Restate the listing below word for word, omitting any images.

(Entries with figure data)
========================================
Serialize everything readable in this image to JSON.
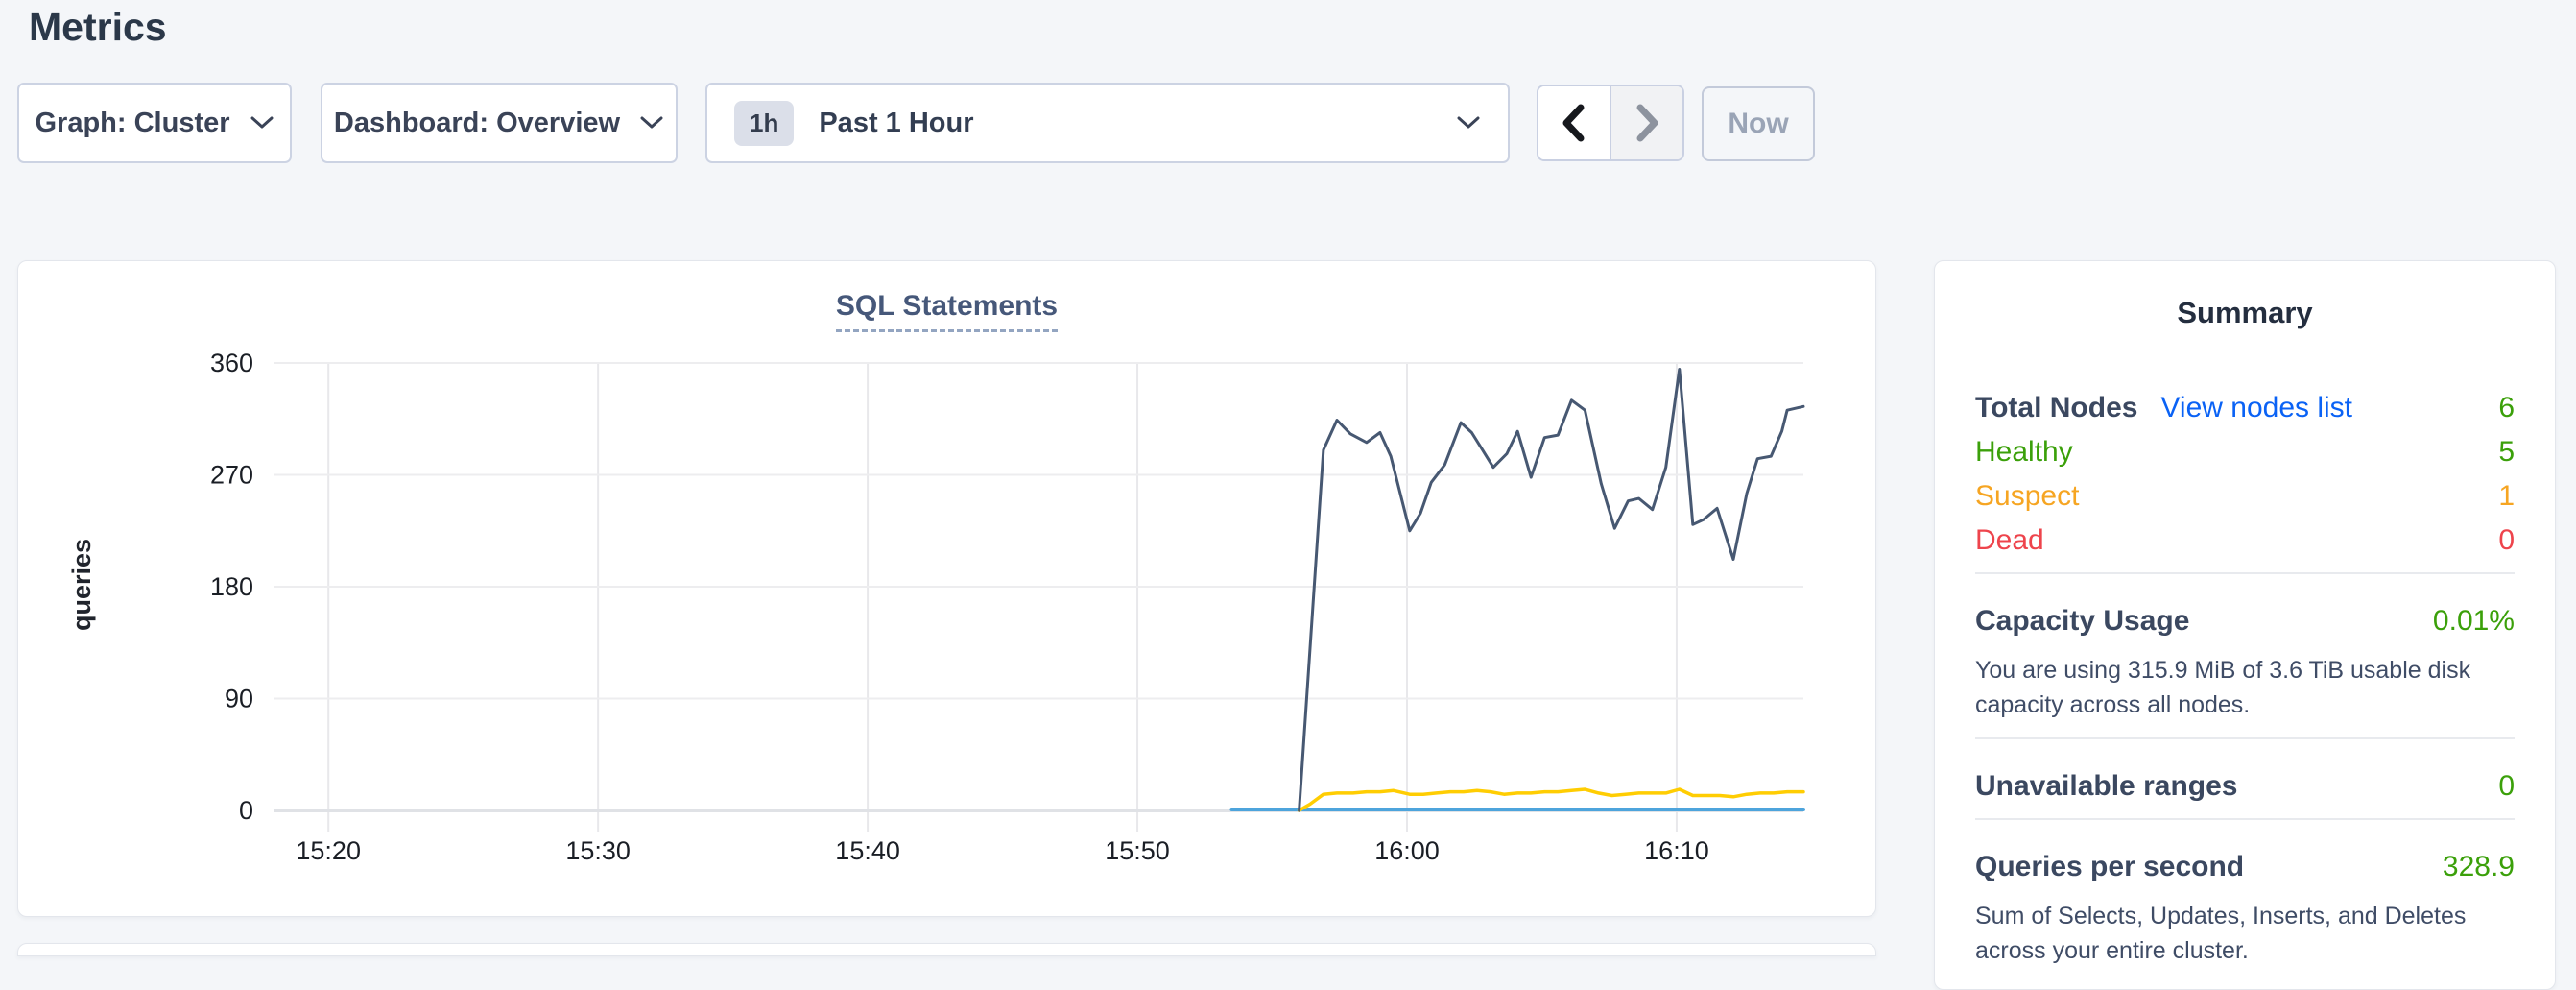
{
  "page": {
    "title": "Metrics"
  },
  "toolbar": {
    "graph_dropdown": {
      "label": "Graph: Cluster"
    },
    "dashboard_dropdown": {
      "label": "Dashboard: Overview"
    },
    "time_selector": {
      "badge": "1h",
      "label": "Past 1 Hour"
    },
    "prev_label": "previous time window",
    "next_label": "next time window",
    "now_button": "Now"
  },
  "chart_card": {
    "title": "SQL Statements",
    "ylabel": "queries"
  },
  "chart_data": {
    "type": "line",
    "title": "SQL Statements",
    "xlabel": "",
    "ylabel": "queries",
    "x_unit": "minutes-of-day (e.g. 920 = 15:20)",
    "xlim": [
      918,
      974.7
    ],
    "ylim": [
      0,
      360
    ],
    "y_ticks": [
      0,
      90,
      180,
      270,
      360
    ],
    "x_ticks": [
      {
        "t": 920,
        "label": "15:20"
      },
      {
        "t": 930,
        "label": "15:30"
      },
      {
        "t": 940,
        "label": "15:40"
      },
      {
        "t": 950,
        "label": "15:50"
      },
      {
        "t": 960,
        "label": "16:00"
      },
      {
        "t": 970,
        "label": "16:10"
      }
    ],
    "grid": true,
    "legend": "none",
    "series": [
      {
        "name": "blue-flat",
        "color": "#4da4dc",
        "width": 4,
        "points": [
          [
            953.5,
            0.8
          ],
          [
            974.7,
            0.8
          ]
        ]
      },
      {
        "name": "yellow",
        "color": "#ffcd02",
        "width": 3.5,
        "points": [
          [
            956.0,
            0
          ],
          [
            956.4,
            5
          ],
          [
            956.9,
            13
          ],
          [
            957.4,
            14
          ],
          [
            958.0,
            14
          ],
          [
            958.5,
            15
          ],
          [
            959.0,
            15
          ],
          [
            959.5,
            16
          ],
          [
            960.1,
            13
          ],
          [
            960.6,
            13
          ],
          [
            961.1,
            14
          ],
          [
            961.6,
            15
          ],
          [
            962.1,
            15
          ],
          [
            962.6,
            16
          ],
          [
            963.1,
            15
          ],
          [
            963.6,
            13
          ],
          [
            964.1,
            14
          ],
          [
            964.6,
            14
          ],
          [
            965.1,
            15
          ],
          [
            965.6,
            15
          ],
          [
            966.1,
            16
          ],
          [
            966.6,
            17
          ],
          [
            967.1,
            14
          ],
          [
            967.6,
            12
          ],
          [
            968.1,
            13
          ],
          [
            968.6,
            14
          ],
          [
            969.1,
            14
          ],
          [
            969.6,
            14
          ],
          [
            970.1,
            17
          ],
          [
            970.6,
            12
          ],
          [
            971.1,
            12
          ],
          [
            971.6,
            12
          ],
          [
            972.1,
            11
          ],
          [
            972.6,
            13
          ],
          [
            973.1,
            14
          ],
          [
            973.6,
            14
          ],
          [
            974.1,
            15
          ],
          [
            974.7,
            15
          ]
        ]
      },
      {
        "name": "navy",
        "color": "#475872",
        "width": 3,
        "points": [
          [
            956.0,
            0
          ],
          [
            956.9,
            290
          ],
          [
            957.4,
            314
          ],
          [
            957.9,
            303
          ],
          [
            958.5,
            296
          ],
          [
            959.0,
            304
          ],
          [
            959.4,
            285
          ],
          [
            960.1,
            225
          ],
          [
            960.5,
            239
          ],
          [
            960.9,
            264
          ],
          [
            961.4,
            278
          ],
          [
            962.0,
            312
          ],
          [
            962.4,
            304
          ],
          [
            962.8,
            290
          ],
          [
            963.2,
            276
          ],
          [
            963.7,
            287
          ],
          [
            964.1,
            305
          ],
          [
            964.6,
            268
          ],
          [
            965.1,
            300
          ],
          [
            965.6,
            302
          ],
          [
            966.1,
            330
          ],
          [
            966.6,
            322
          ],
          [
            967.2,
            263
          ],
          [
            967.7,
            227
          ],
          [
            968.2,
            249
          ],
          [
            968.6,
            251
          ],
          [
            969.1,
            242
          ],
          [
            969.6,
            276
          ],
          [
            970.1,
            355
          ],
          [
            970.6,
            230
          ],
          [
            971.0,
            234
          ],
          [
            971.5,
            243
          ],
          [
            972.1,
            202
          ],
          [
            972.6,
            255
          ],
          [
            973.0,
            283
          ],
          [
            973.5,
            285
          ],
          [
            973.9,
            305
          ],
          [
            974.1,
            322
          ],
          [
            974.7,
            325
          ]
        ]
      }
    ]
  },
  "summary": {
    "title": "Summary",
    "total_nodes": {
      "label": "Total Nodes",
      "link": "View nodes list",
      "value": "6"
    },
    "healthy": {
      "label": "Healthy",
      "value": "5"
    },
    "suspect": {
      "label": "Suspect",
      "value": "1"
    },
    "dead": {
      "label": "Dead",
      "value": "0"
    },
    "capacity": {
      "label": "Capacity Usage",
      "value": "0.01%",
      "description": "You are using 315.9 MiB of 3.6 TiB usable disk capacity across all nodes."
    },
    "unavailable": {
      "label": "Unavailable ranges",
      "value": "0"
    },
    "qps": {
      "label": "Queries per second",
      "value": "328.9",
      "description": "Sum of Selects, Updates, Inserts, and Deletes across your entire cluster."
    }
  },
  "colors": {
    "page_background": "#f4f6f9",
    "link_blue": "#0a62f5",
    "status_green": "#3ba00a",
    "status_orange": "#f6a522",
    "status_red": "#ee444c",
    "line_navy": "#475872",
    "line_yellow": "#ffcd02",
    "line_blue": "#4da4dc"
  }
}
========================================
**ANSWER BELOW**:
Serialize everything readable in this image to JSON.
{
  "page": {
    "title": "Metrics"
  },
  "toolbar": {
    "graph_dropdown": {
      "label": "Graph: Cluster"
    },
    "dashboard_dropdown": {
      "label": "Dashboard: Overview"
    },
    "time_selector": {
      "badge": "1h",
      "label": "Past 1 Hour"
    },
    "prev_label": "previous time window",
    "next_label": "next time window",
    "now_button": "Now"
  },
  "chart_card": {
    "title": "SQL Statements",
    "ylabel": "queries"
  },
  "chart_data": {
    "type": "line",
    "title": "SQL Statements",
    "xlabel": "",
    "ylabel": "queries",
    "x_unit": "minutes-of-day (e.g. 920 = 15:20)",
    "xlim": [
      918,
      974.7
    ],
    "ylim": [
      0,
      360
    ],
    "y_ticks": [
      0,
      90,
      180,
      270,
      360
    ],
    "x_ticks": [
      {
        "t": 920,
        "label": "15:20"
      },
      {
        "t": 930,
        "label": "15:30"
      },
      {
        "t": 940,
        "label": "15:40"
      },
      {
        "t": 950,
        "label": "15:50"
      },
      {
        "t": 960,
        "label": "16:00"
      },
      {
        "t": 970,
        "label": "16:10"
      }
    ],
    "grid": true,
    "legend": "none",
    "series": [
      {
        "name": "blue-flat",
        "color": "#4da4dc",
        "width": 4,
        "points": [
          [
            953.5,
            0.8
          ],
          [
            974.7,
            0.8
          ]
        ]
      },
      {
        "name": "yellow",
        "color": "#ffcd02",
        "width": 3.5,
        "points": [
          [
            956.0,
            0
          ],
          [
            956.4,
            5
          ],
          [
            956.9,
            13
          ],
          [
            957.4,
            14
          ],
          [
            958.0,
            14
          ],
          [
            958.5,
            15
          ],
          [
            959.0,
            15
          ],
          [
            959.5,
            16
          ],
          [
            960.1,
            13
          ],
          [
            960.6,
            13
          ],
          [
            961.1,
            14
          ],
          [
            961.6,
            15
          ],
          [
            962.1,
            15
          ],
          [
            962.6,
            16
          ],
          [
            963.1,
            15
          ],
          [
            963.6,
            13
          ],
          [
            964.1,
            14
          ],
          [
            964.6,
            14
          ],
          [
            965.1,
            15
          ],
          [
            965.6,
            15
          ],
          [
            966.1,
            16
          ],
          [
            966.6,
            17
          ],
          [
            967.1,
            14
          ],
          [
            967.6,
            12
          ],
          [
            968.1,
            13
          ],
          [
            968.6,
            14
          ],
          [
            969.1,
            14
          ],
          [
            969.6,
            14
          ],
          [
            970.1,
            17
          ],
          [
            970.6,
            12
          ],
          [
            971.1,
            12
          ],
          [
            971.6,
            12
          ],
          [
            972.1,
            11
          ],
          [
            972.6,
            13
          ],
          [
            973.1,
            14
          ],
          [
            973.6,
            14
          ],
          [
            974.1,
            15
          ],
          [
            974.7,
            15
          ]
        ]
      },
      {
        "name": "navy",
        "color": "#475872",
        "width": 3,
        "points": [
          [
            956.0,
            0
          ],
          [
            956.9,
            290
          ],
          [
            957.4,
            314
          ],
          [
            957.9,
            303
          ],
          [
            958.5,
            296
          ],
          [
            959.0,
            304
          ],
          [
            959.4,
            285
          ],
          [
            960.1,
            225
          ],
          [
            960.5,
            239
          ],
          [
            960.9,
            264
          ],
          [
            961.4,
            278
          ],
          [
            962.0,
            312
          ],
          [
            962.4,
            304
          ],
          [
            962.8,
            290
          ],
          [
            963.2,
            276
          ],
          [
            963.7,
            287
          ],
          [
            964.1,
            305
          ],
          [
            964.6,
            268
          ],
          [
            965.1,
            300
          ],
          [
            965.6,
            302
          ],
          [
            966.1,
            330
          ],
          [
            966.6,
            322
          ],
          [
            967.2,
            263
          ],
          [
            967.7,
            227
          ],
          [
            968.2,
            249
          ],
          [
            968.6,
            251
          ],
          [
            969.1,
            242
          ],
          [
            969.6,
            276
          ],
          [
            970.1,
            355
          ],
          [
            970.6,
            230
          ],
          [
            971.0,
            234
          ],
          [
            971.5,
            243
          ],
          [
            972.1,
            202
          ],
          [
            972.6,
            255
          ],
          [
            973.0,
            283
          ],
          [
            973.5,
            285
          ],
          [
            973.9,
            305
          ],
          [
            974.1,
            322
          ],
          [
            974.7,
            325
          ]
        ]
      }
    ]
  },
  "summary": {
    "title": "Summary",
    "total_nodes": {
      "label": "Total Nodes",
      "link": "View nodes list",
      "value": "6"
    },
    "healthy": {
      "label": "Healthy",
      "value": "5"
    },
    "suspect": {
      "label": "Suspect",
      "value": "1"
    },
    "dead": {
      "label": "Dead",
      "value": "0"
    },
    "capacity": {
      "label": "Capacity Usage",
      "value": "0.01%",
      "description": "You are using 315.9 MiB of 3.6 TiB usable disk capacity across all nodes."
    },
    "unavailable": {
      "label": "Unavailable ranges",
      "value": "0"
    },
    "qps": {
      "label": "Queries per second",
      "value": "328.9",
      "description": "Sum of Selects, Updates, Inserts, and Deletes across your entire cluster."
    }
  },
  "colors": {
    "page_background": "#f4f6f9",
    "link_blue": "#0a62f5",
    "status_green": "#3ba00a",
    "status_orange": "#f6a522",
    "status_red": "#ee444c",
    "line_navy": "#475872",
    "line_yellow": "#ffcd02",
    "line_blue": "#4da4dc"
  }
}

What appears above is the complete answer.